> Problem: Copy every line that holds "connector".

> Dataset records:
— Start —

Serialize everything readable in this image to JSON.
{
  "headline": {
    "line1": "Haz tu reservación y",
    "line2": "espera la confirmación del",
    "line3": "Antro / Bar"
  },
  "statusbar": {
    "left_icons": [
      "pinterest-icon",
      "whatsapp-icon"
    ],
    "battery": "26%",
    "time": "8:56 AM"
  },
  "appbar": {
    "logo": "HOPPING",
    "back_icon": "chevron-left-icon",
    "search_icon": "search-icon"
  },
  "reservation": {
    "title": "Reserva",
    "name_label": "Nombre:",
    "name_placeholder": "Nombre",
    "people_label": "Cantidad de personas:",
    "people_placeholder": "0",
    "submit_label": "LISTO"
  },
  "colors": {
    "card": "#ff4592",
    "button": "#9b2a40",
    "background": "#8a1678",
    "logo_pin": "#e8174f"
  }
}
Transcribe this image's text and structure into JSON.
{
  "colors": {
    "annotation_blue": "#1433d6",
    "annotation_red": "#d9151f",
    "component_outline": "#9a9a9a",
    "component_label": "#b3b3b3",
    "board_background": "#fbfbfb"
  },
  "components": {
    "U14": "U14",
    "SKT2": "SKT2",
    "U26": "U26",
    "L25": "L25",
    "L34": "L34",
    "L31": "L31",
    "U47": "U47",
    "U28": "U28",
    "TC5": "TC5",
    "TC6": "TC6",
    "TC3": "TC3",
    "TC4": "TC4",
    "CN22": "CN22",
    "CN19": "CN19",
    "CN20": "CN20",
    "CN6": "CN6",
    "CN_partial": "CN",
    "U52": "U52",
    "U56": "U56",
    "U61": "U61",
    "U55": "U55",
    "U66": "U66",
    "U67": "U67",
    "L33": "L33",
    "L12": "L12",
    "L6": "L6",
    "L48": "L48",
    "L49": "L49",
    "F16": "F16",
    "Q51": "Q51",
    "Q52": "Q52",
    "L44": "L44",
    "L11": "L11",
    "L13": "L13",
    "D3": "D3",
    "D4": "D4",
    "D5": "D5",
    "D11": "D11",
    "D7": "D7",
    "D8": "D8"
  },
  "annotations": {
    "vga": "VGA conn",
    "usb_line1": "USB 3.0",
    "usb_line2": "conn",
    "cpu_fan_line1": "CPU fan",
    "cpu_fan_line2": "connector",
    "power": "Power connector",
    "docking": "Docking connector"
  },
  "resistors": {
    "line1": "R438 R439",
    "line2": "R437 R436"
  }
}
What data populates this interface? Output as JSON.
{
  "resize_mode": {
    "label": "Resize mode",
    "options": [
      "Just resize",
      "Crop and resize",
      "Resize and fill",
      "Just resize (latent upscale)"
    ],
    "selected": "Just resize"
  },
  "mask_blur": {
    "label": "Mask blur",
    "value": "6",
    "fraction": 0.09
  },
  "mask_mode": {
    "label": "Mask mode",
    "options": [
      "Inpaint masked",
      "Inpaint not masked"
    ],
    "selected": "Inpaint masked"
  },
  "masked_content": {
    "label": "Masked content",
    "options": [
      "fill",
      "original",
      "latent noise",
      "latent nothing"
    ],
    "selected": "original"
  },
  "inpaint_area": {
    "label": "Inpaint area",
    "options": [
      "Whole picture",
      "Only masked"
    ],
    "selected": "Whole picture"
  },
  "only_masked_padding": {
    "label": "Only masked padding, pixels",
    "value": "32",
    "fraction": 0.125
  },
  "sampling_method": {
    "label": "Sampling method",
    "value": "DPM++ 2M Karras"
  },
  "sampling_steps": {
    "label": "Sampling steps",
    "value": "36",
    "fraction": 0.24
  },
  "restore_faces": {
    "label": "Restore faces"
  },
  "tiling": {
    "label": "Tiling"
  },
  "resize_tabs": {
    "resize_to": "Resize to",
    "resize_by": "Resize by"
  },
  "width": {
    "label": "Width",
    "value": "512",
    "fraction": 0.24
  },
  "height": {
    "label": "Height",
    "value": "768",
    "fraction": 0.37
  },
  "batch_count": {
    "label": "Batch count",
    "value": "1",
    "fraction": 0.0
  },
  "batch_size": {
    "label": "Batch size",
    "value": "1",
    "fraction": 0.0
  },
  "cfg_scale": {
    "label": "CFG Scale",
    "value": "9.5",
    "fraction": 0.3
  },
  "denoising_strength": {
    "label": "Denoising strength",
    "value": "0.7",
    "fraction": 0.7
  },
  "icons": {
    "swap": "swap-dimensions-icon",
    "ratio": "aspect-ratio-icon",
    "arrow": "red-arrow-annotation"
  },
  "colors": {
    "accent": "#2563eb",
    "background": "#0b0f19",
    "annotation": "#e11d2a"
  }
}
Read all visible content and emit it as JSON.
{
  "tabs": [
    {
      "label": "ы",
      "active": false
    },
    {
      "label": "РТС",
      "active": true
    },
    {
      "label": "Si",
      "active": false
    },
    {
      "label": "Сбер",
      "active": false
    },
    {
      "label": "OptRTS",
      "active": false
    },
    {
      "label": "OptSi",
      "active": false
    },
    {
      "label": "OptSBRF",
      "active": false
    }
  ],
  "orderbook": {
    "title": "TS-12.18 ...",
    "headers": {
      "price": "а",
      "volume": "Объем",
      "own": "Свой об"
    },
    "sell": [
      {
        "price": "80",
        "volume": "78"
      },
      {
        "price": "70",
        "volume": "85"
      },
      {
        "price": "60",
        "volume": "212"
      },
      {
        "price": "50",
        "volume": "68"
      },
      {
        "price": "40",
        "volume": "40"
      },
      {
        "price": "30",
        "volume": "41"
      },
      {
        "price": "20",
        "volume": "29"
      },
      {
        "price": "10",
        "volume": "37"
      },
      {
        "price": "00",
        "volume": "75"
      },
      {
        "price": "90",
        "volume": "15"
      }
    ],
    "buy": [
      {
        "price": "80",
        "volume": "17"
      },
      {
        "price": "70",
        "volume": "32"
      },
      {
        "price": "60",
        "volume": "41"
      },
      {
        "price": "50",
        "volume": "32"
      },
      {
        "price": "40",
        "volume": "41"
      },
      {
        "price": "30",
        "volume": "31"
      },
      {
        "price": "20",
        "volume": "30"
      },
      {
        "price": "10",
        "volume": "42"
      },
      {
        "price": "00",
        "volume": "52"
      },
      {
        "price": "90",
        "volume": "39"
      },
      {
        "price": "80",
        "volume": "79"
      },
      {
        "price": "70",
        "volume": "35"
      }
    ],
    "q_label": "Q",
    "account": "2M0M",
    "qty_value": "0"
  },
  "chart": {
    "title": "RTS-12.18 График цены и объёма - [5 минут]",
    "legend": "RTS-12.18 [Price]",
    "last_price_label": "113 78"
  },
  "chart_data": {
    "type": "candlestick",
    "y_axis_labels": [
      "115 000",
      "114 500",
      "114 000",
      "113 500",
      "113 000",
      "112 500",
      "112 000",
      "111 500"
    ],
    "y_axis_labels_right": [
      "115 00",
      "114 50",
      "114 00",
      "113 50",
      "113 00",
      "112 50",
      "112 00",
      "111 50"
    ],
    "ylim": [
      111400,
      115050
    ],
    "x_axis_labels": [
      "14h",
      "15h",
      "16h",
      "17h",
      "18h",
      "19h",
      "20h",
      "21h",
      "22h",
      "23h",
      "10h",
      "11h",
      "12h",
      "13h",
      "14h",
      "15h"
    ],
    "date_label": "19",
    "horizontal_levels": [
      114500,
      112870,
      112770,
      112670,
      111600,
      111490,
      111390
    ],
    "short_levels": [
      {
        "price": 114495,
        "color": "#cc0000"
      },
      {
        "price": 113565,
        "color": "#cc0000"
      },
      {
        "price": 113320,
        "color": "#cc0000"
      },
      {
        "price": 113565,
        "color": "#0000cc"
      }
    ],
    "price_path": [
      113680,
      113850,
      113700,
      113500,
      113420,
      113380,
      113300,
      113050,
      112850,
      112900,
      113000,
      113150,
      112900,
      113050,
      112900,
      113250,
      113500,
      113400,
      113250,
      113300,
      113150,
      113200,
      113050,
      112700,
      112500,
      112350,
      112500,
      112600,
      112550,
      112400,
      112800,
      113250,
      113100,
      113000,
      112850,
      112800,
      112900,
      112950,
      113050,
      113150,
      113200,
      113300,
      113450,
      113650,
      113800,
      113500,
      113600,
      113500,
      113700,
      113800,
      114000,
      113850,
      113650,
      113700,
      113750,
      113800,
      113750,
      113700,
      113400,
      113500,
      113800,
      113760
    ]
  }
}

— End —

> Result:
    "cpu_fan_line2": "connector",
    "power": "Power connector",
    "docking": "Docking connector"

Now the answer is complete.